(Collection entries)
"""

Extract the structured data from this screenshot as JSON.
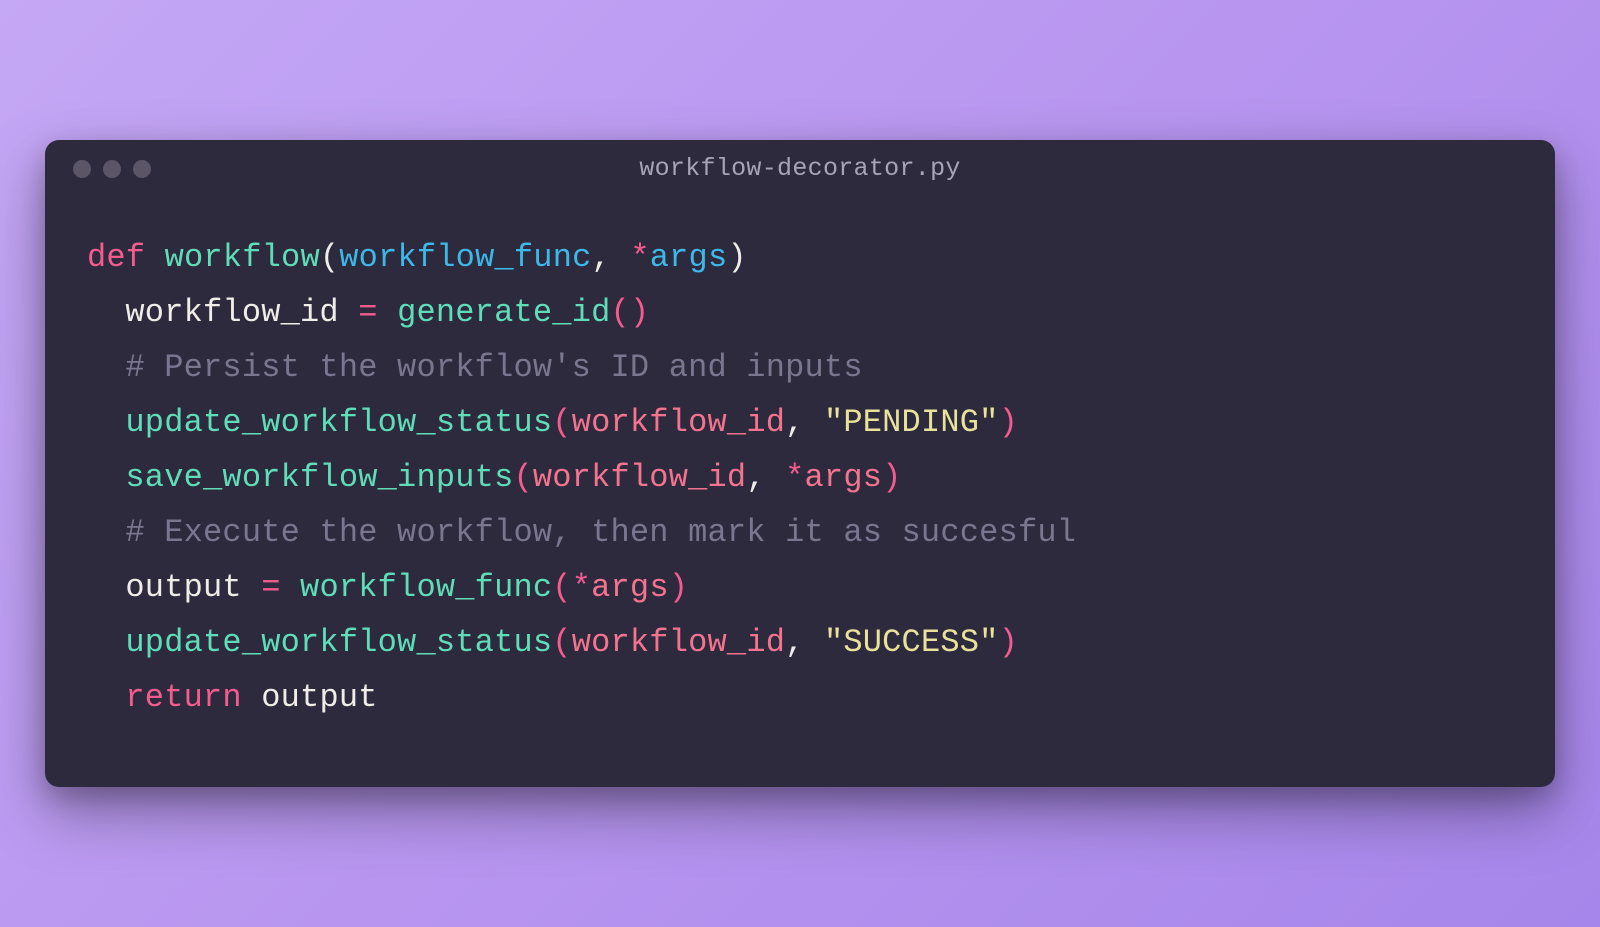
{
  "titlebar": {
    "filename": "workflow-decorator.py"
  },
  "code": {
    "line1": {
      "def": "def",
      "funcname": "workflow",
      "lparen": "(",
      "param1": "workflow_func",
      "comma": ", ",
      "star": "*",
      "param2": "args",
      "rparen": ")"
    },
    "line2": {
      "var": "workflow_id",
      "eq": " = ",
      "func": "generate_id",
      "parens": "()"
    },
    "line3": {
      "comment": "# Persist the workflow's ID and inputs"
    },
    "line4": {
      "func": "update_workflow_status",
      "lparen": "(",
      "arg1": "workflow_id",
      "comma": ", ",
      "str": "\"PENDING\"",
      "rparen": ")"
    },
    "line5": {
      "func": "save_workflow_inputs",
      "lparen": "(",
      "arg1": "workflow_id",
      "comma": ", ",
      "star": "*",
      "arg2": "args",
      "rparen": ")"
    },
    "line6": {
      "comment": "# Execute the workflow, then mark it as succesful"
    },
    "line7": {
      "var": "output",
      "eq": " = ",
      "func": "workflow_func",
      "lparen": "(",
      "star": "*",
      "arg": "args",
      "rparen": ")"
    },
    "line8": {
      "func": "update_workflow_status",
      "lparen": "(",
      "arg1": "workflow_id",
      "comma": ", ",
      "str": "\"SUCCESS\"",
      "rparen": ")"
    },
    "line9": {
      "return": "return",
      "space": " ",
      "var": "output"
    }
  }
}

"""

Copy out the whole listing exactly, and don't carry over any pictures.

- **COMPLETED TASK**
Extract the structured data from this screenshot as JSON.
{
  "titlebar": {
    "filename": "workflow-decorator.py"
  },
  "code": {
    "line1": {
      "def": "def",
      "funcname": "workflow",
      "lparen": "(",
      "param1": "workflow_func",
      "comma": ", ",
      "star": "*",
      "param2": "args",
      "rparen": ")"
    },
    "line2": {
      "var": "workflow_id",
      "eq": " = ",
      "func": "generate_id",
      "parens": "()"
    },
    "line3": {
      "comment": "# Persist the workflow's ID and inputs"
    },
    "line4": {
      "func": "update_workflow_status",
      "lparen": "(",
      "arg1": "workflow_id",
      "comma": ", ",
      "str": "\"PENDING\"",
      "rparen": ")"
    },
    "line5": {
      "func": "save_workflow_inputs",
      "lparen": "(",
      "arg1": "workflow_id",
      "comma": ", ",
      "star": "*",
      "arg2": "args",
      "rparen": ")"
    },
    "line6": {
      "comment": "# Execute the workflow, then mark it as succesful"
    },
    "line7": {
      "var": "output",
      "eq": " = ",
      "func": "workflow_func",
      "lparen": "(",
      "star": "*",
      "arg": "args",
      "rparen": ")"
    },
    "line8": {
      "func": "update_workflow_status",
      "lparen": "(",
      "arg1": "workflow_id",
      "comma": ", ",
      "str": "\"SUCCESS\"",
      "rparen": ")"
    },
    "line9": {
      "return": "return",
      "space": " ",
      "var": "output"
    }
  }
}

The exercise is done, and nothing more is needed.